Begin
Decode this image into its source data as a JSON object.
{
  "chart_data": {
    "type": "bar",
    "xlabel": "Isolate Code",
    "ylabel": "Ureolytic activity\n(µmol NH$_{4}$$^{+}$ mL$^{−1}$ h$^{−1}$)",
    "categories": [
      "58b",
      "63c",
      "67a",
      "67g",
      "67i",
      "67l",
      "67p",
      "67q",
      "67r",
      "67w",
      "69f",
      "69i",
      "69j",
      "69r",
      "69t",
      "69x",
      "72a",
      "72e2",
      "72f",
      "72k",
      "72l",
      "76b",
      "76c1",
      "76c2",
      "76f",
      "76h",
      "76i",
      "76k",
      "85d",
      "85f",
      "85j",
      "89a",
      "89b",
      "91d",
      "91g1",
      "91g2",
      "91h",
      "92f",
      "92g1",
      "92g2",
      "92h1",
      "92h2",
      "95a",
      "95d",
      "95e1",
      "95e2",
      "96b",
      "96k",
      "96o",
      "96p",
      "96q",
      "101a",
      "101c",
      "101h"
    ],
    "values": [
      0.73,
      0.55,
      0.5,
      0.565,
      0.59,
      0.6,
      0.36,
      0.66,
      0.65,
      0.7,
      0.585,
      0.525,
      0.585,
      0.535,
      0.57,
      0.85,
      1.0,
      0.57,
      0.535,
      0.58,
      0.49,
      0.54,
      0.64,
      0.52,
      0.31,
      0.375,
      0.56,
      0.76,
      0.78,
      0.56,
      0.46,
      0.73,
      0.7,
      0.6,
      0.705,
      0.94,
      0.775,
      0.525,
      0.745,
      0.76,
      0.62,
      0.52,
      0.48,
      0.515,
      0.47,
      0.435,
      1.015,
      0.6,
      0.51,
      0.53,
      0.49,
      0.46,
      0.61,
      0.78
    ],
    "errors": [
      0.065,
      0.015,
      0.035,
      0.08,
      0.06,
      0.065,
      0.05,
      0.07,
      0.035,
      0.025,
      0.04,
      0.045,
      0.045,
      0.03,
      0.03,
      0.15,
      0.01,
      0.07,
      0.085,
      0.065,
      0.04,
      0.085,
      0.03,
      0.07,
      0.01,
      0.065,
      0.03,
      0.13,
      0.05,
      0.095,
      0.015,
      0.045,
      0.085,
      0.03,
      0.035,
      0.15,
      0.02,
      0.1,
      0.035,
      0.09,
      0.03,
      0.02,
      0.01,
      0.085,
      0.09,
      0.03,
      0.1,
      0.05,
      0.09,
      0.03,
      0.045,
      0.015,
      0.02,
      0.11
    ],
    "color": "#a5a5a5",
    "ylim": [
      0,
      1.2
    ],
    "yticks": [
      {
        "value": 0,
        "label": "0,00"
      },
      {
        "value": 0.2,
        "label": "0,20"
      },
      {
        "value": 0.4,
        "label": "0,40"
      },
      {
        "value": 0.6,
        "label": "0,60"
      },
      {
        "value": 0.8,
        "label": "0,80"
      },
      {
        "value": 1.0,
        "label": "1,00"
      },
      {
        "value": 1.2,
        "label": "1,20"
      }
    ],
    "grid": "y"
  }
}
End
- [JOB]: Could you quote the material above in full, exactly as it stands?

- [EXERCISE SOLUTION]:
Decode this image into its source data as a JSON object.
{
  "chart_data": {
    "type": "bar",
    "xlabel": "Isolate Code",
    "ylabel": "Ureolytic activity\n(µmol NH$_{4}$$^{+}$ mL$^{−1}$ h$^{−1}$)",
    "categories": [
      "58b",
      "63c",
      "67a",
      "67g",
      "67i",
      "67l",
      "67p",
      "67q",
      "67r",
      "67w",
      "69f",
      "69i",
      "69j",
      "69r",
      "69t",
      "69x",
      "72a",
      "72e2",
      "72f",
      "72k",
      "72l",
      "76b",
      "76c1",
      "76c2",
      "76f",
      "76h",
      "76i",
      "76k",
      "85d",
      "85f",
      "85j",
      "89a",
      "89b",
      "91d",
      "91g1",
      "91g2",
      "91h",
      "92f",
      "92g1",
      "92g2",
      "92h1",
      "92h2",
      "95a",
      "95d",
      "95e1",
      "95e2",
      "96b",
      "96k",
      "96o",
      "96p",
      "96q",
      "101a",
      "101c",
      "101h"
    ],
    "values": [
      0.73,
      0.55,
      0.5,
      0.565,
      0.59,
      0.6,
      0.36,
      0.66,
      0.65,
      0.7,
      0.585,
      0.525,
      0.585,
      0.535,
      0.57,
      0.85,
      1.0,
      0.57,
      0.535,
      0.58,
      0.49,
      0.54,
      0.64,
      0.52,
      0.31,
      0.375,
      0.56,
      0.76,
      0.78,
      0.56,
      0.46,
      0.73,
      0.7,
      0.6,
      0.705,
      0.94,
      0.775,
      0.525,
      0.745,
      0.76,
      0.62,
      0.52,
      0.48,
      0.515,
      0.47,
      0.435,
      1.015,
      0.6,
      0.51,
      0.53,
      0.49,
      0.46,
      0.61,
      0.78
    ],
    "errors": [
      0.065,
      0.015,
      0.035,
      0.08,
      0.06,
      0.065,
      0.05,
      0.07,
      0.035,
      0.025,
      0.04,
      0.045,
      0.045,
      0.03,
      0.03,
      0.15,
      0.01,
      0.07,
      0.085,
      0.065,
      0.04,
      0.085,
      0.03,
      0.07,
      0.01,
      0.065,
      0.03,
      0.13,
      0.05,
      0.095,
      0.015,
      0.045,
      0.085,
      0.03,
      0.035,
      0.15,
      0.02,
      0.1,
      0.035,
      0.09,
      0.03,
      0.02,
      0.01,
      0.085,
      0.09,
      0.03,
      0.1,
      0.05,
      0.09,
      0.03,
      0.045,
      0.015,
      0.02,
      0.11
    ],
    "color": "#a5a5a5",
    "ylim": [
      0,
      1.2
    ],
    "yticks": [
      {
        "value": 0,
        "label": "0,00"
      },
      {
        "value": 0.2,
        "label": "0,20"
      },
      {
        "value": 0.4,
        "label": "0,40"
      },
      {
        "value": 0.6,
        "label": "0,60"
      },
      {
        "value": 0.8,
        "label": "0,80"
      },
      {
        "value": 1.0,
        "label": "1,00"
      },
      {
        "value": 1.2,
        "label": "1,20"
      }
    ],
    "grid": "y"
  }
}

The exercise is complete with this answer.